— BEGIN Available records —
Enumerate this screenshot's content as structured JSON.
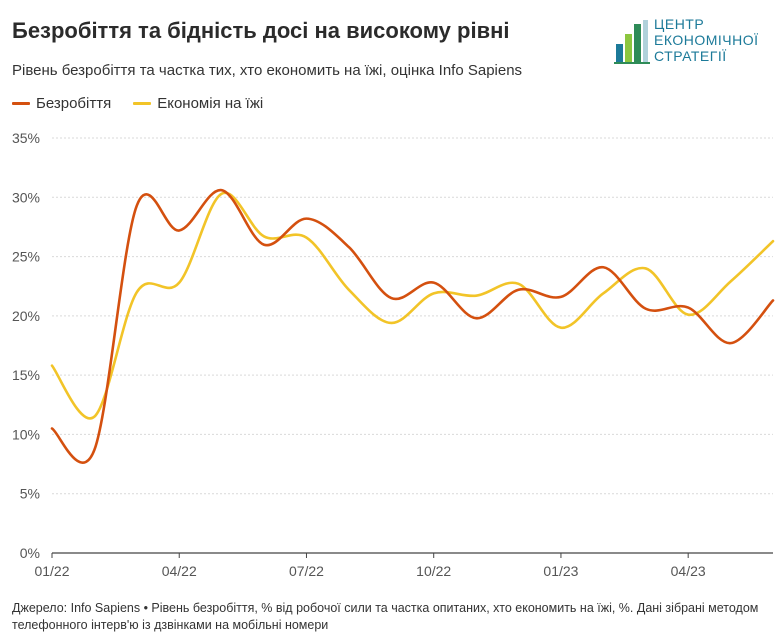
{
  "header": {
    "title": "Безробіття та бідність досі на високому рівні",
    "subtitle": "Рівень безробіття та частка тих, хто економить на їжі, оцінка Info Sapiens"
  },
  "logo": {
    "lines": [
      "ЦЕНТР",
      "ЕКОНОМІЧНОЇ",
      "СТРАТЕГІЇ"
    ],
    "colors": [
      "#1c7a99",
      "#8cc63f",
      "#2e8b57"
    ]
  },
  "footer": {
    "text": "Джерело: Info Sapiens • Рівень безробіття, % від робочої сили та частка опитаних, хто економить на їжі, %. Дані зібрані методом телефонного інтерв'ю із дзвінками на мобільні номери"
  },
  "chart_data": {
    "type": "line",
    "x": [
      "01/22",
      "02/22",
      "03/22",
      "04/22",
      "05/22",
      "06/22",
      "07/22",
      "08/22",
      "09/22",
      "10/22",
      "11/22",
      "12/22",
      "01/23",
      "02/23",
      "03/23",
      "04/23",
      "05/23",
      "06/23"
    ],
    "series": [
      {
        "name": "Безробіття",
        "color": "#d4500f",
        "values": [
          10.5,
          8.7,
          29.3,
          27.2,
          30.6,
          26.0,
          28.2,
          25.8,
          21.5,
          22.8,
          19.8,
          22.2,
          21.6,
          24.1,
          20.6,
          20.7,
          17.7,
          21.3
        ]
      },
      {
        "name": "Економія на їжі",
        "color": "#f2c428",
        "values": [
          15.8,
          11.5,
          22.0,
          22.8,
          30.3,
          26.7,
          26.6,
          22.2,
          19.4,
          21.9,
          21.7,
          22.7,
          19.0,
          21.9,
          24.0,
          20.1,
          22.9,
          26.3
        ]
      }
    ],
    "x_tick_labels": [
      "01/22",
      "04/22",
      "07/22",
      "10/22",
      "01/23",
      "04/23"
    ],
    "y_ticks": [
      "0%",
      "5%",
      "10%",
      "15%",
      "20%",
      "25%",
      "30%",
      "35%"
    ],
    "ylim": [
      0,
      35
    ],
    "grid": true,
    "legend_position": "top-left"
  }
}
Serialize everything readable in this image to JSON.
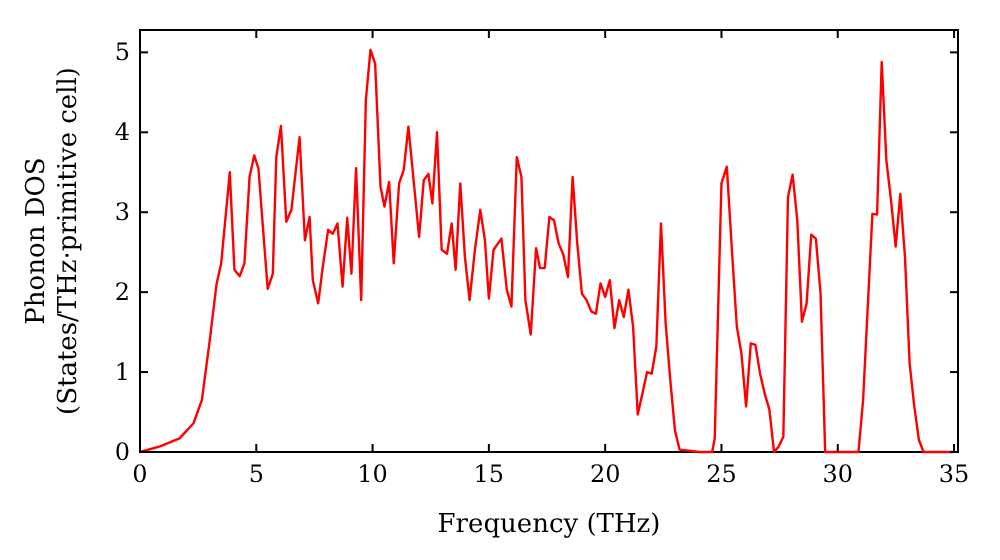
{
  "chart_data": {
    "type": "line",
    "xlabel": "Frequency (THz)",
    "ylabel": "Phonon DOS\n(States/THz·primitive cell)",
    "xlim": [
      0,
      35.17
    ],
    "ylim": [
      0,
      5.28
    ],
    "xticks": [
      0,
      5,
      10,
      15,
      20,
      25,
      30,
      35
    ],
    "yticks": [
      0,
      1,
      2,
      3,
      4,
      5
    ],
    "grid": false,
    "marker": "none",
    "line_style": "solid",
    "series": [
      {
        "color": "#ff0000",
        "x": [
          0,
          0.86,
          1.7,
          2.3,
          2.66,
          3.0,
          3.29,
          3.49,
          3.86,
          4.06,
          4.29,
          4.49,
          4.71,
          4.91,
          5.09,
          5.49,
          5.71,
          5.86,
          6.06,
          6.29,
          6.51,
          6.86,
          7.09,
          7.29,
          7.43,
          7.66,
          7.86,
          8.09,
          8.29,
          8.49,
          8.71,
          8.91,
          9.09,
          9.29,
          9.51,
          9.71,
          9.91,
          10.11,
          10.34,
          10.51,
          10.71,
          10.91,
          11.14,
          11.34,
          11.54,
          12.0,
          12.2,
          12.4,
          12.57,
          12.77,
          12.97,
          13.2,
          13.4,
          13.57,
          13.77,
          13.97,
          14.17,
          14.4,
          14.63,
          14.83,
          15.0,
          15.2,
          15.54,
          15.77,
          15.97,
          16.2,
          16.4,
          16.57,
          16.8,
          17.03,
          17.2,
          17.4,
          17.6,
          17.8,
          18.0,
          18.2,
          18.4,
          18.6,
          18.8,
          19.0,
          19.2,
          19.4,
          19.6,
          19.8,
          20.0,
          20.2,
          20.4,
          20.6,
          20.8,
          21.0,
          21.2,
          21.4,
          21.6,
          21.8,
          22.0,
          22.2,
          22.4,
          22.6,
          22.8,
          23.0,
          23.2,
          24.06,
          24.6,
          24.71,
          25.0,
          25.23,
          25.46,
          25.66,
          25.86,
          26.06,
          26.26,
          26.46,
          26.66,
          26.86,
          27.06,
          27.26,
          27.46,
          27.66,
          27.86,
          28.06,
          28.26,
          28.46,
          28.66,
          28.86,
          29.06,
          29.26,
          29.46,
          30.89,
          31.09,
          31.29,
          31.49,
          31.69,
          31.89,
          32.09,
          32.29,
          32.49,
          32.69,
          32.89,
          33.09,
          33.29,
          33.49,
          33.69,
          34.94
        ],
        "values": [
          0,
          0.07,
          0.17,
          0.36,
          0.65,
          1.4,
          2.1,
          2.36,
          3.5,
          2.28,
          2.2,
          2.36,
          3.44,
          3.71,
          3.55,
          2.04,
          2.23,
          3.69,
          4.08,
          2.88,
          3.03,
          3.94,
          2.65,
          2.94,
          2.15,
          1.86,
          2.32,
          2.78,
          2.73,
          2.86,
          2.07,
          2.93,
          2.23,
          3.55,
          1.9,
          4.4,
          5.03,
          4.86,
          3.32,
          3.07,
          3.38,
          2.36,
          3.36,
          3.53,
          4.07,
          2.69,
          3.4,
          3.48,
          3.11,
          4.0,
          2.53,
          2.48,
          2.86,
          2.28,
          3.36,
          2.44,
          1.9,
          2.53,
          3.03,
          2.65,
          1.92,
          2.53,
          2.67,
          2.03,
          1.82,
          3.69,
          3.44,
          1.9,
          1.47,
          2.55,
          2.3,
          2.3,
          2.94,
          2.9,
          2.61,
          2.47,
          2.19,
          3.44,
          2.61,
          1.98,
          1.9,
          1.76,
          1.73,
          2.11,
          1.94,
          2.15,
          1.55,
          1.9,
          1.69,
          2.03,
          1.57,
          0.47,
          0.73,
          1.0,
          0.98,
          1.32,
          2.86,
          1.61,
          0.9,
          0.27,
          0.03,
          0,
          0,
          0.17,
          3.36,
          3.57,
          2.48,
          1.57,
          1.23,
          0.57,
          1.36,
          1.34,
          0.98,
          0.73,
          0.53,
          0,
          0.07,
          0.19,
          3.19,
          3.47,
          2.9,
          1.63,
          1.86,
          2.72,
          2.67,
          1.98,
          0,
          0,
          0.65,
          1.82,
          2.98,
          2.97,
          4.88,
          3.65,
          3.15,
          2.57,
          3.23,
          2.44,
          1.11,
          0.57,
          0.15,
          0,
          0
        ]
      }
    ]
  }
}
— END Available records —
Requirement:
Give the data again exactly as written, with all pictures left out.

Task answer:
Enumerate this screenshot's content as structured JSON.
{
  "header": {
    "title": "Безробіття та бідність досі на високому рівні",
    "subtitle": "Рівень безробіття та частка тих, хто економить на їжі, оцінка Info Sapiens"
  },
  "logo": {
    "lines": [
      "ЦЕНТР",
      "ЕКОНОМІЧНОЇ",
      "СТРАТЕГІЇ"
    ],
    "colors": [
      "#1c7a99",
      "#8cc63f",
      "#2e8b57"
    ]
  },
  "footer": {
    "text": "Джерело: Info Sapiens • Рівень безробіття, % від робочої сили та частка опитаних, хто економить на їжі, %. Дані зібрані методом телефонного інтерв'ю із дзвінками на мобільні номери"
  },
  "chart_data": {
    "type": "line",
    "x": [
      "01/22",
      "02/22",
      "03/22",
      "04/22",
      "05/22",
      "06/22",
      "07/22",
      "08/22",
      "09/22",
      "10/22",
      "11/22",
      "12/22",
      "01/23",
      "02/23",
      "03/23",
      "04/23",
      "05/23",
      "06/23"
    ],
    "series": [
      {
        "name": "Безробіття",
        "color": "#d4500f",
        "values": [
          10.5,
          8.7,
          29.3,
          27.2,
          30.6,
          26.0,
          28.2,
          25.8,
          21.5,
          22.8,
          19.8,
          22.2,
          21.6,
          24.1,
          20.6,
          20.7,
          17.7,
          21.3
        ]
      },
      {
        "name": "Економія на їжі",
        "color": "#f2c428",
        "values": [
          15.8,
          11.5,
          22.0,
          22.8,
          30.3,
          26.7,
          26.6,
          22.2,
          19.4,
          21.9,
          21.7,
          22.7,
          19.0,
          21.9,
          24.0,
          20.1,
          22.9,
          26.3
        ]
      }
    ],
    "x_tick_labels": [
      "01/22",
      "04/22",
      "07/22",
      "10/22",
      "01/23",
      "04/23"
    ],
    "y_ticks": [
      "0%",
      "5%",
      "10%",
      "15%",
      "20%",
      "25%",
      "30%",
      "35%"
    ],
    "ylim": [
      0,
      35
    ],
    "grid": true,
    "legend_position": "top-left"
  }
}
Serialize everything readable in this image to JSON.
{
  "chart_data": {
    "type": "line",
    "xlabel": "Frequency (THz)",
    "ylabel": "Phonon DOS\n(States/THz·primitive cell)",
    "xlim": [
      0,
      35.17
    ],
    "ylim": [
      0,
      5.28
    ],
    "xticks": [
      0,
      5,
      10,
      15,
      20,
      25,
      30,
      35
    ],
    "yticks": [
      0,
      1,
      2,
      3,
      4,
      5
    ],
    "grid": false,
    "marker": "none",
    "line_style": "solid",
    "series": [
      {
        "color": "#ff0000",
        "x": [
          0,
          0.86,
          1.7,
          2.3,
          2.66,
          3.0,
          3.29,
          3.49,
          3.86,
          4.06,
          4.29,
          4.49,
          4.71,
          4.91,
          5.09,
          5.49,
          5.71,
          5.86,
          6.06,
          6.29,
          6.51,
          6.86,
          7.09,
          7.29,
          7.43,
          7.66,
          7.86,
          8.09,
          8.29,
          8.49,
          8.71,
          8.91,
          9.09,
          9.29,
          9.51,
          9.71,
          9.91,
          10.11,
          10.34,
          10.51,
          10.71,
          10.91,
          11.14,
          11.34,
          11.54,
          12.0,
          12.2,
          12.4,
          12.57,
          12.77,
          12.97,
          13.2,
          13.4,
          13.57,
          13.77,
          13.97,
          14.17,
          14.4,
          14.63,
          14.83,
          15.0,
          15.2,
          15.54,
          15.77,
          15.97,
          16.2,
          16.4,
          16.57,
          16.8,
          17.03,
          17.2,
          17.4,
          17.6,
          17.8,
          18.0,
          18.2,
          18.4,
          18.6,
          18.8,
          19.0,
          19.2,
          19.4,
          19.6,
          19.8,
          20.0,
          20.2,
          20.4,
          20.6,
          20.8,
          21.0,
          21.2,
          21.4,
          21.6,
          21.8,
          22.0,
          22.2,
          22.4,
          22.6,
          22.8,
          23.0,
          23.2,
          24.06,
          24.6,
          24.71,
          25.0,
          25.23,
          25.46,
          25.66,
          25.86,
          26.06,
          26.26,
          26.46,
          26.66,
          26.86,
          27.06,
          27.26,
          27.46,
          27.66,
          27.86,
          28.06,
          28.26,
          28.46,
          28.66,
          28.86,
          29.06,
          29.26,
          29.46,
          30.89,
          31.09,
          31.29,
          31.49,
          31.69,
          31.89,
          32.09,
          32.29,
          32.49,
          32.69,
          32.89,
          33.09,
          33.29,
          33.49,
          33.69,
          34.94
        ],
        "values": [
          0,
          0.07,
          0.17,
          0.36,
          0.65,
          1.4,
          2.1,
          2.36,
          3.5,
          2.28,
          2.2,
          2.36,
          3.44,
          3.71,
          3.55,
          2.04,
          2.23,
          3.69,
          4.08,
          2.88,
          3.03,
          3.94,
          2.65,
          2.94,
          2.15,
          1.86,
          2.32,
          2.78,
          2.73,
          2.86,
          2.07,
          2.93,
          2.23,
          3.55,
          1.9,
          4.4,
          5.03,
          4.86,
          3.32,
          3.07,
          3.38,
          2.36,
          3.36,
          3.53,
          4.07,
          2.69,
          3.4,
          3.48,
          3.11,
          4.0,
          2.53,
          2.48,
          2.86,
          2.28,
          3.36,
          2.44,
          1.9,
          2.53,
          3.03,
          2.65,
          1.92,
          2.53,
          2.67,
          2.03,
          1.82,
          3.69,
          3.44,
          1.9,
          1.47,
          2.55,
          2.3,
          2.3,
          2.94,
          2.9,
          2.61,
          2.47,
          2.19,
          3.44,
          2.61,
          1.98,
          1.9,
          1.76,
          1.73,
          2.11,
          1.94,
          2.15,
          1.55,
          1.9,
          1.69,
          2.03,
          1.57,
          0.47,
          0.73,
          1.0,
          0.98,
          1.32,
          2.86,
          1.61,
          0.9,
          0.27,
          0.03,
          0,
          0,
          0.17,
          3.36,
          3.57,
          2.48,
          1.57,
          1.23,
          0.57,
          1.36,
          1.34,
          0.98,
          0.73,
          0.53,
          0,
          0.07,
          0.19,
          3.19,
          3.47,
          2.9,
          1.63,
          1.86,
          2.72,
          2.67,
          1.98,
          0,
          0,
          0.65,
          1.82,
          2.98,
          2.97,
          4.88,
          3.65,
          3.15,
          2.57,
          3.23,
          2.44,
          1.11,
          0.57,
          0.15,
          0,
          0
        ]
      }
    ]
  }
}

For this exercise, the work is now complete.